▶ Direction
Each line of the listing must be transcribed exactly, except for the images, which should be excluded.

▶ Data excerpts
▶

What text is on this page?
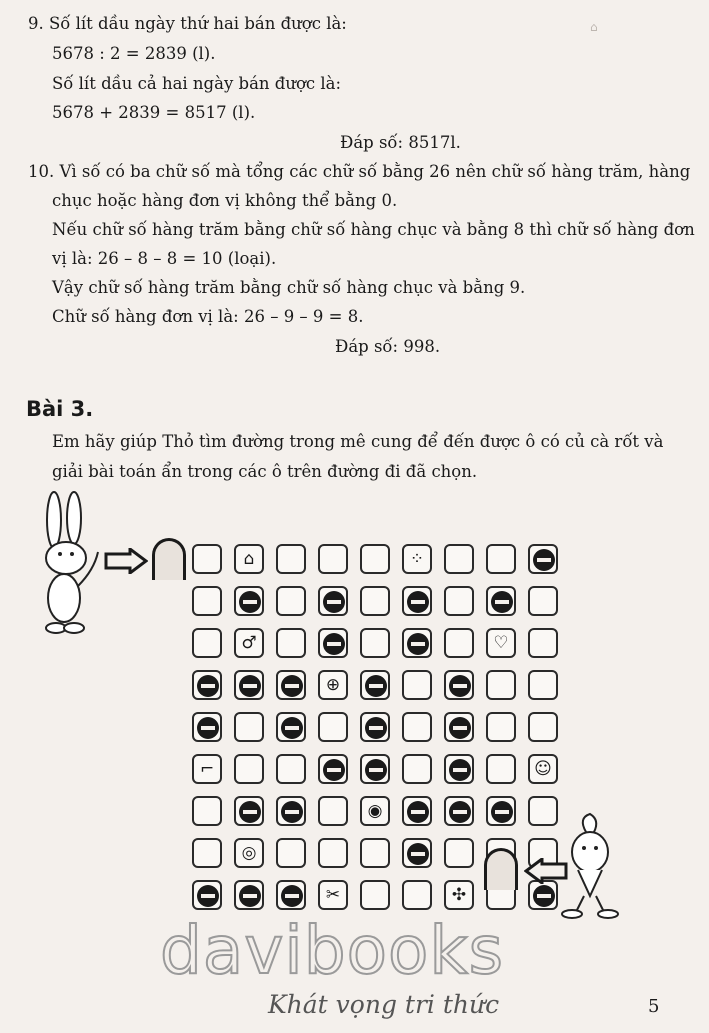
9. Số lít dầu ngày thứ hai bán được là:
5678 : 2 = 2839 (l).
Số lít dầu cả hai ngày bán được là:
5678 + 2839 = 8517 (l).
Đáp số: 8517l.
10. Vì số có ba chữ số mà tổng các chữ số bằng 26 nên chữ số hàng trăm, hàng
chục hoặc hàng đơn vị không thể bằng 0.
Nếu chữ số hàng trăm bằng chữ số hàng chục và bằng 8 thì chữ số hàng đơn
vị là: 26 – 8 – 8 = 10 (loại).
Vậy chữ số hàng trăm bằng chữ số hàng chục và bằng 9.
Chữ số hàng đơn vị là: 26 – 9 – 9 = 8.
Đáp số: 998.
Bài 3.
Em hãy giúp Thỏ tìm đường trong mê cung để đến được ô có củ cà rốt và
giải bài toán ẩn trong các ô trên đường đi đã chọn.
⌂
⌂	⁘
♂	♡
⊕
⌐	☺
◉
◎
✂	✣
davibooks
Khát vọng tri thức	5
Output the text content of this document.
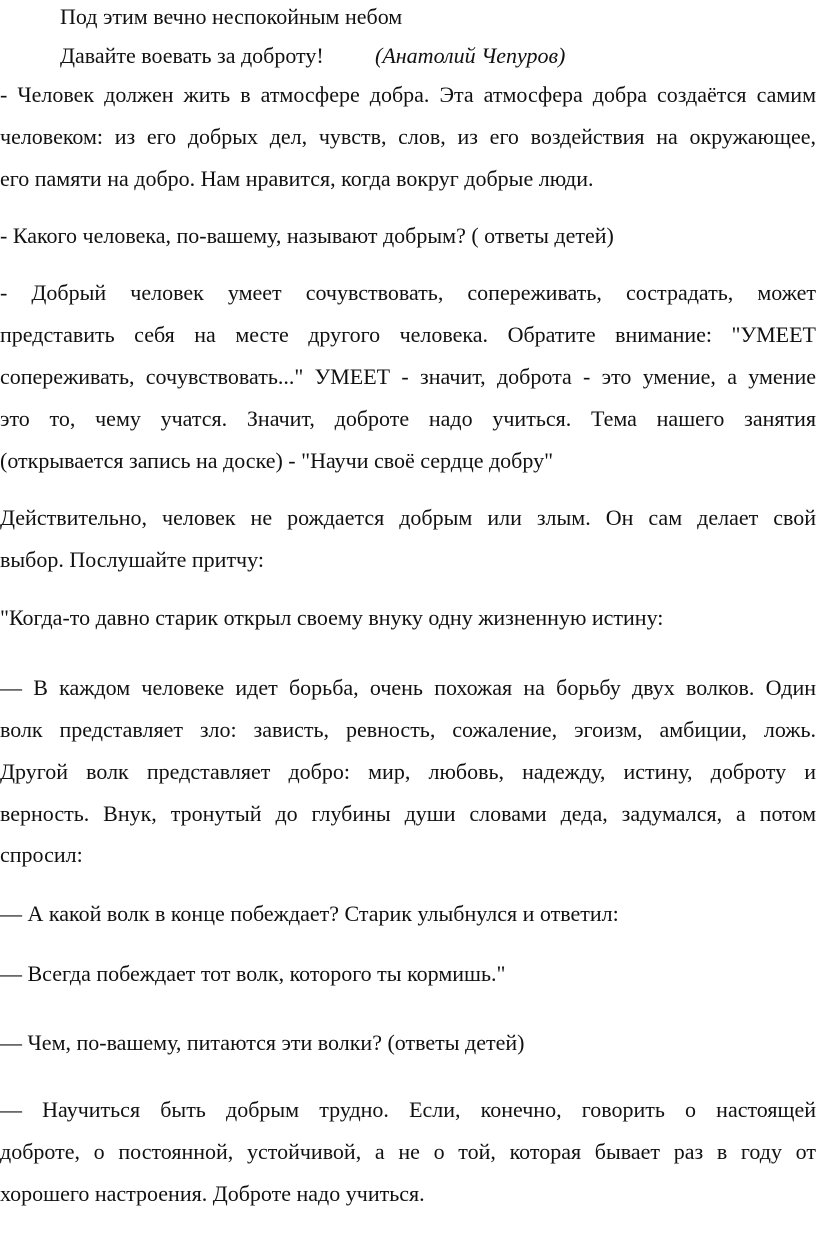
Под этим вечно неспокойным небом
Давайте воевать за доброту!	(Анатолий Чепуров)
- Человек должен жить в атмосфере добра. Эта атмосфера добра создаётся самим
человеком: из его добрых дел, чувств, слов, из его воздействия на окружающее,
его памяти на добро. Нам нравится, когда вокруг добрые люди.
- Какого человека, по-вашему, называют добрым? ( ответы детей)
- Добрый человек умеет сочувствовать, сопереживать, сострадать, может
представить себя на месте другого человека. Обратите внимание: "УМЕЕТ
сопереживать, сочувствовать..." УМЕЕТ - значит, доброта - это умение, а умение
это то, чему учатся. Значит, доброте надо учиться. Тема нашего занятия
(открывается запись на доске) - "Научи своё сердце добру"
Действительно, человек не рождается добрым или злым. Он сам делает свой
выбор. Послушайте притчу:
"Когда-то давно старик открыл своему внуку одну жизненную истину:
— В каждом человеке идет борьба, очень похожая на борьбу двух волков. Один
волк представляет зло: зависть, ревность, сожаление, эгоизм, амбиции, ложь.
Другой волк представляет добро: мир, любовь, надежду, истину, доброту и
верность. Внук, тронутый до глубины души словами деда, задумался, а потом
спросил:
— А какой волк в конце побеждает? Старик улыбнулся и ответил:
— Всегда побеждает тот волк, которого ты кормишь."
— Чем, по-вашему, питаются эти волки? (ответы детей)
— Научиться быть добрым трудно. Если, конечно, говорить о настоящей
доброте, о постоянной, устойчивой, а не о той, которая бывает раз в году от
хорошего настроения. Доброте надо учиться.
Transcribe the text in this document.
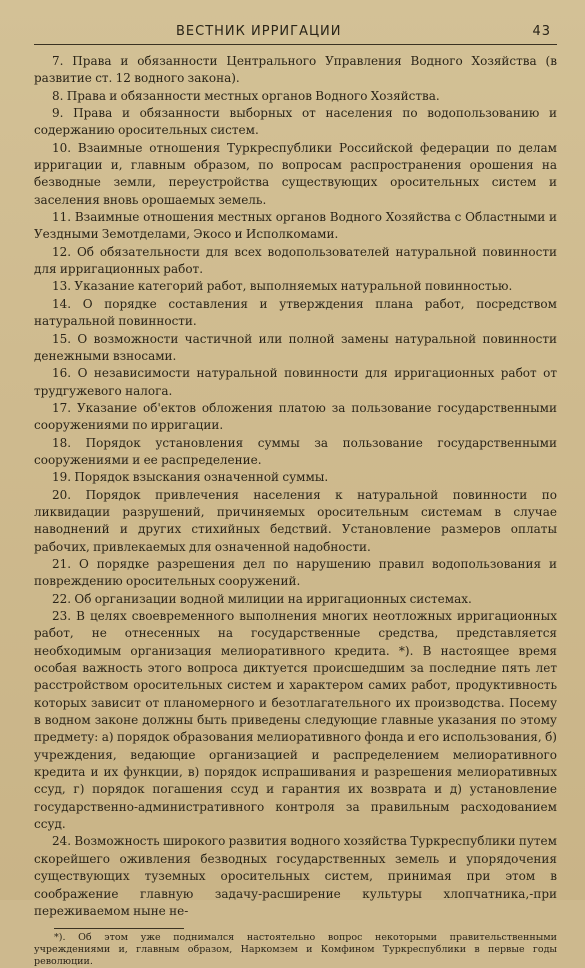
ВЕСТНИК ИРРИГАЦИИ	43

7. Права и обязанности Центрального Управления Водного Хозяйства (в развитие ст. 12 водного закона).

8. Права и обязанности местных органов Водного Хозяйства.

9. Права и обязанности выборных от населения по водопользованию и содержанию оросительных систем.

10. Взаимные отношения Туркреспублики Российской федерации по делам ирригации и, главным образом, по вопросам распространения орошения на безводные земли, переустройства существующих оросительных систем и заселения вновь орошаемых земель.

11. Взаимные отношения местных органов Водного Хозяйства с Областными и Уездными Земотделами, Экосо и Исполкомами.

12. Об обязательности для всех водопользователей натуральной повинности для ирригационных работ.

13. Указание категорий работ, выполняемых натуральной повинностью.

14. О порядке составления и утверждения плана работ, посредством натуральной повинности.

15. О возможности частичной или полной замены натуральной повинности денежными взносами.

16. О независимости натуральной повинности для ирригационных работ от трудгужевого налога.

17. Указание об'ектов обложения платою за пользование государственными сооружениями по ирригации.

18. Порядок установления суммы за пользование государственными сооружениями и ее распределение.

19. Порядок взыскания означенной суммы.

20. Порядок привлечения населения к натуральной повинности по ликвидации разрушений, причиняемых оросительным системам в случае наводнений и других стихийных бедствий. Установление размеров оплаты рабочих, привлекаемых для означенной надобности.

21. О порядке разрешения дел по нарушению правил водопользования и повреждению оросительных сооружений.

22. Об организации водной милиции на ирригационных системах.

23. В целях своевременного выполнения многих неотложных ирригационных работ, не отнесенных на государственные средства, представляется необходимым организация мелиоративного кредита. *). В настоящее время особая важность этого вопроса диктуется происшедшим за последние пять лет расстройством оросительных систем и характером самих работ, продуктивность которых зависит от планомерного и безотлагательного их производства. Посему в водном законе должны быть приведены следующие главные указания по этому предмету: а) порядок образования мелиоративного фонда и его использования, б) учреждения, ведающие организацией и распределением мелиоративного кредита и их функции, в) порядок испрашивания и разрешения мелиоративных ссуд, г) порядок погашения ссуд и гарантия их возврата и д) установление государственно-административного контроля за правильным расходованием ссуд.

24. Возможность широкого развития водного хозяйства Туркреспублики путем скорейшего оживления безводных государственных земель и упорядочения существующих туземных оросительных систем, принимая при этом в соображение главную задачу-расширение культуры хлопчатника,-при переживаемом ныне не-

*). Об этом уже поднимался настоятельно вопрос некоторыми правительственными учреждениями и, главным образом, Наркомзем и Комфином Туркреспублики в первые годы революции.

◀

▶ Exercise answer
What text is on this page?
9. Số lít dầu ngày thứ hai bán được là:
5678 : 2 = 2839 (l).
Số lít dầu cả hai ngày bán được là:
5678 + 2839 = 8517 (l).
Đáp số: 8517l.
10. Vì số có ba chữ số mà tổng các chữ số bằng 26 nên chữ số hàng trăm, hàng
chục hoặc hàng đơn vị không thể bằng 0.
Nếu chữ số hàng trăm bằng chữ số hàng chục và bằng 8 thì chữ số hàng đơn
vị là: 26 – 8 – 8 = 10 (loại).
Vậy chữ số hàng trăm bằng chữ số hàng chục và bằng 9.
Chữ số hàng đơn vị là: 26 – 9 – 9 = 8.
Đáp số: 998.
Bài 3.
Em hãy giúp Thỏ tìm đường trong mê cung để đến được ô có củ cà rốt và
giải bài toán ẩn trong các ô trên đường đi đã chọn.
⌂
⌂	⁘
♂	♡
⊕
⌐	☺
◉
◎
✂	✣
davibooks
Khát vọng tri thức	5
Output the text content of this document.
Под этим вечно неспокойным небом
Давайте воевать за доброту!	(Анатолий Чепуров)
- Человек должен жить в атмосфере добра. Эта атмосфера добра создаётся самим
человеком: из его добрых дел, чувств, слов, из его воздействия на окружающее,
его памяти на добро. Нам нравится, когда вокруг добрые люди.
- Какого человека, по-вашему, называют добрым? ( ответы детей)
- Добрый человек умеет сочувствовать, сопереживать, сострадать, может
представить себя на месте другого человека. Обратите внимание: "УМЕЕТ
сопереживать, сочувствовать..." УМЕЕТ - значит, доброта - это умение, а умение
это то, чему учатся. Значит, доброте надо учиться. Тема нашего занятия
(открывается запись на доске) - "Научи своё сердце добру"
Действительно, человек не рождается добрым или злым. Он сам делает свой
выбор. Послушайте притчу:
"Когда-то давно старик открыл своему внуку одну жизненную истину:
— В каждом человеке идет борьба, очень похожая на борьбу двух волков. Один
волк представляет зло: зависть, ревность, сожаление, эгоизм, амбиции, ложь.
Другой волк представляет добро: мир, любовь, надежду, истину, доброту и
верность. Внук, тронутый до глубины души словами деда, задумался, а потом
спросил:
— А какой волк в конце побеждает? Старик улыбнулся и ответил:
— Всегда побеждает тот волк, которого ты кормишь."
— Чем, по-вашему, питаются эти волки? (ответы детей)
— Научиться быть добрым трудно. Если, конечно, говорить о настоящей
доброте, о постоянной, устойчивой, а не о той, которая бывает раз в году от
хорошего настроения. Доброте надо учиться.
Transcribe the text in this document.
ВЕСТНИК ИРРИГАЦИИ	43

7. Права и обязанности Центрального Управления Водного Хозяйства (в развитие ст. 12 водного закона).

8. Права и обязанности местных органов Водного Хозяйства.

9. Права и обязанности выборных от населения по водопользованию и содержанию оросительных систем.

10. Взаимные отношения Туркреспублики Российской федерации по делам ирригации и, главным образом, по вопросам распространения орошения на безводные земли, переустройства существующих оросительных систем и заселения вновь орошаемых земель.

11. Взаимные отношения местных органов Водного Хозяйства с Областными и Уездными Земотделами, Экосо и Исполкомами.

12. Об обязательности для всех водопользователей натуральной повинности для ирригационных работ.

13. Указание категорий работ, выполняемых натуральной повинностью.

14. О порядке составления и утверждения плана работ, посредством натуральной повинности.

15. О возможности частичной или полной замены натуральной повинности денежными взносами.

16. О независимости натуральной повинности для ирригационных работ от трудгужевого налога.

17. Указание об'ектов обложения платою за пользование государственными сооружениями по ирригации.

18. Порядок установления суммы за пользование государственными сооружениями и ее распределение.

19. Порядок взыскания означенной суммы.

20. Порядок привлечения населения к натуральной повинности по ликвидации разрушений, причиняемых оросительным системам в случае наводнений и других стихийных бедствий. Установление размеров оплаты рабочих, привлекаемых для означенной надобности.

21. О порядке разрешения дел по нарушению правил водопользования и повреждению оросительных сооружений.

22. Об организации водной милиции на ирригационных системах.

23. В целях своевременного выполнения многих неотложных ирригационных работ, не отнесенных на государственные средства, представляется необходимым организация мелиоративного кредита. *). В настоящее время особая важность этого вопроса диктуется происшедшим за последние пять лет расстройством оросительных систем и характером самих работ, продуктивность которых зависит от планомерного и безотлагательного их производства. Посему в водном законе должны быть приведены следующие главные указания по этому предмету: а) порядок образования мелиоративного фонда и его использования, б) учреждения, ведающие организацией и распределением мелиоративного кредита и их функции, в) порядок испрашивания и разрешения мелиоративных ссуд, г) порядок погашения ссуд и гарантия их возврата и д) установление государственно-административного контроля за правильным расходованием ссуд.

24. Возможность широкого развития водного хозяйства Туркреспублики путем скорейшего оживления безводных государственных земель и упорядочения существующих туземных оросительных систем, принимая при этом в соображение главную задачу-расширение культуры хлопчатника,-при переживаемом ныне не-

*). Об этом уже поднимался настоятельно вопрос некоторыми правительственными учреждениями и, главным образом, Наркомзем и Комфином Туркреспублики в первые годы революции.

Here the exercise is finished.